## WORK TO DO
Print all entries word for word.

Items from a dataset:
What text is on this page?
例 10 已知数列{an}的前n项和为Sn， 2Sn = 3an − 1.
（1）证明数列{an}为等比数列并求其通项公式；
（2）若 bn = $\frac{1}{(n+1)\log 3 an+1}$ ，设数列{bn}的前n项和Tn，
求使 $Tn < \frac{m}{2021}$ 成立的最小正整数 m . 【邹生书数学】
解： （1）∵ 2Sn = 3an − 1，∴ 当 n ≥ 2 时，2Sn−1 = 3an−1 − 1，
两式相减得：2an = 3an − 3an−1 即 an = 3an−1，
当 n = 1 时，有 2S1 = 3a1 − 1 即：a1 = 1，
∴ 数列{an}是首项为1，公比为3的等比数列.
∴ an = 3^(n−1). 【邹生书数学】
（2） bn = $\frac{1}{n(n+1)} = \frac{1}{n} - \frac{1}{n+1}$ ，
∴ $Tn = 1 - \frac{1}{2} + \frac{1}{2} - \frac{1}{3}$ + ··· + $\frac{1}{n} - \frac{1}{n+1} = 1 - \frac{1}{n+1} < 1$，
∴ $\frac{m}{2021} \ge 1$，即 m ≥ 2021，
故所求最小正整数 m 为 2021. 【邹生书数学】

## CORRECT RESPONSE
What text is on this page?
例 10 已知数列{an}的前n项和为Sn， 2Sn = 3an − 1.
（1）证明数列{an}为等比数列并求其通项公式；
（2）若 bn = $\frac{1}{(n+1)\log 3 an+1}$ ，设数列{bn}的前n项和Tn，
求使 $Tn < \frac{m}{2021}$ 成立的最小正整数 m . 【邹生书数学】
解： （1）∵ 2Sn = 3an − 1，∴ 当 n ≥ 2 时，2Sn−1 = 3an−1 − 1，
两式相减得：2an = 3an − 3an−1 即 an = 3an−1，
当 n = 1 时，有 2S1 = 3a1 − 1 即：a1 = 1，
∴ 数列{an}是首项为1，公比为3的等比数列.
∴ an = 3^(n−1). 【邹生书数学】
（2） bn = $\frac{1}{n(n+1)} = \frac{1}{n} - \frac{1}{n+1}$ ，
∴ $Tn = 1 - \frac{1}{2} + \frac{1}{2} - \frac{1}{3}$ + ··· + $\frac{1}{n} - \frac{1}{n+1} = 1 - \frac{1}{n+1} < 1$，
∴ $\frac{m}{2021} \ge 1$，即 m ≥ 2021，
故所求最小正整数 m 为 2021. 【邹生书数学】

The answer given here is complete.